Given instruction – Every line of the records must be repeated exactly; pictures stay out.

Items listed in a dataset:
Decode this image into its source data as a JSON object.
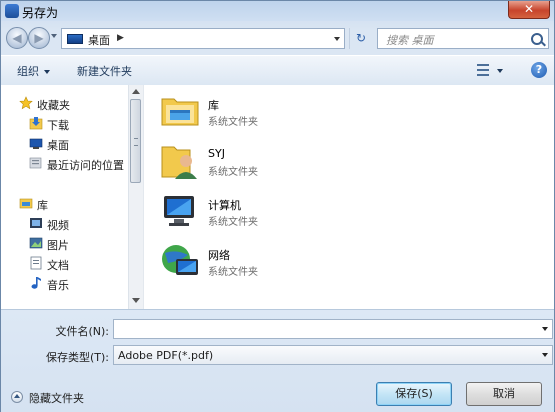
{
  "window": {
    "title": "另存为",
    "close_glyph": "✕"
  },
  "address": {
    "location": "桌面",
    "separator": "▶",
    "refresh_glyph": "↻"
  },
  "search": {
    "placeholder": "搜索 桌面"
  },
  "toolbar": {
    "organize_label": "组织",
    "new_folder_label": "新建文件夹",
    "help_glyph": "?"
  },
  "nav_pane": {
    "favorites": {
      "header": "收藏夹",
      "items": [
        {
          "label": "下载",
          "icon": "download-folder-icon"
        },
        {
          "label": "桌面",
          "icon": "desktop-icon"
        },
        {
          "label": "最近访问的位置",
          "icon": "recent-places-icon"
        }
      ]
    },
    "libraries": {
      "header": "库",
      "items": [
        {
          "label": "视频",
          "icon": "video-library-icon"
        },
        {
          "label": "图片",
          "icon": "picture-library-icon"
        },
        {
          "label": "文档",
          "icon": "document-library-icon"
        },
        {
          "label": "音乐",
          "icon": "music-library-icon"
        }
      ]
    }
  },
  "files": [
    {
      "name": "库",
      "type": "系统文件夹",
      "icon": "libraries-icon"
    },
    {
      "name": "SYJ",
      "type": "系统文件夹",
      "icon": "user-folder-icon"
    },
    {
      "name": "计算机",
      "type": "系统文件夹",
      "icon": "computer-icon"
    },
    {
      "name": "网络",
      "type": "系统文件夹",
      "icon": "network-icon"
    }
  ],
  "form": {
    "filename_label": "文件名(N):",
    "filename_value": "",
    "filetype_label": "保存类型(T):",
    "filetype_value": "Adobe PDF(*.pdf)"
  },
  "footer": {
    "hide_folders_label": "隐藏文件夹",
    "save_label": "保存(S)",
    "cancel_label": "取消"
  },
  "colors": {
    "accent": "#3c7fb1",
    "close": "#c7442c",
    "folder": "#f2c94c"
  }
}
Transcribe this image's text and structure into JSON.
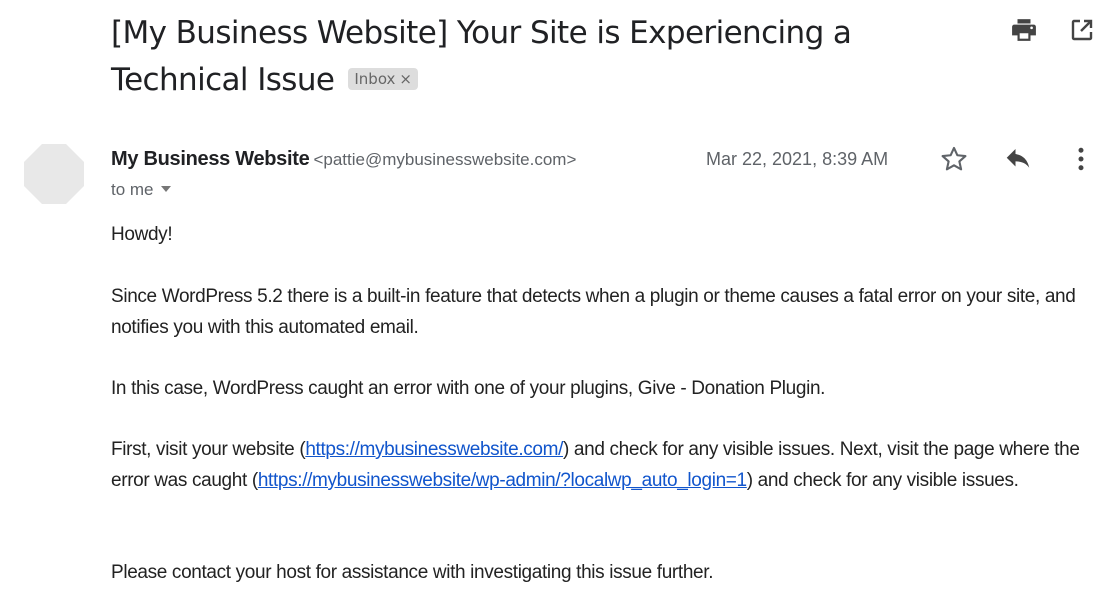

Output below –
Decode this image into its source data as a JSON object.
{
  "window": {
    "title": "另存为",
    "close_glyph": "✕"
  },
  "address": {
    "location": "桌面",
    "separator": "▶",
    "refresh_glyph": "↻"
  },
  "search": {
    "placeholder": "搜索 桌面"
  },
  "toolbar": {
    "organize_label": "组织",
    "new_folder_label": "新建文件夹",
    "help_glyph": "?"
  },
  "nav_pane": {
    "favorites": {
      "header": "收藏夹",
      "items": [
        {
          "label": "下载",
          "icon": "download-folder-icon"
        },
        {
          "label": "桌面",
          "icon": "desktop-icon"
        },
        {
          "label": "最近访问的位置",
          "icon": "recent-places-icon"
        }
      ]
    },
    "libraries": {
      "header": "库",
      "items": [
        {
          "label": "视频",
          "icon": "video-library-icon"
        },
        {
          "label": "图片",
          "icon": "picture-library-icon"
        },
        {
          "label": "文档",
          "icon": "document-library-icon"
        },
        {
          "label": "音乐",
          "icon": "music-library-icon"
        }
      ]
    }
  },
  "files": [
    {
      "name": "库",
      "type": "系统文件夹",
      "icon": "libraries-icon"
    },
    {
      "name": "SYJ",
      "type": "系统文件夹",
      "icon": "user-folder-icon"
    },
    {
      "name": "计算机",
      "type": "系统文件夹",
      "icon": "computer-icon"
    },
    {
      "name": "网络",
      "type": "系统文件夹",
      "icon": "network-icon"
    }
  ],
  "form": {
    "filename_label": "文件名(N):",
    "filename_value": "",
    "filetype_label": "保存类型(T):",
    "filetype_value": "Adobe PDF(*.pdf)"
  },
  "footer": {
    "hide_folders_label": "隐藏文件夹",
    "save_label": "保存(S)",
    "cancel_label": "取消"
  },
  "colors": {
    "accent": "#3c7fb1",
    "close": "#c7442c",
    "folder": "#f2c94c"
  }
}
Transcribe this image's text and structure into JSON.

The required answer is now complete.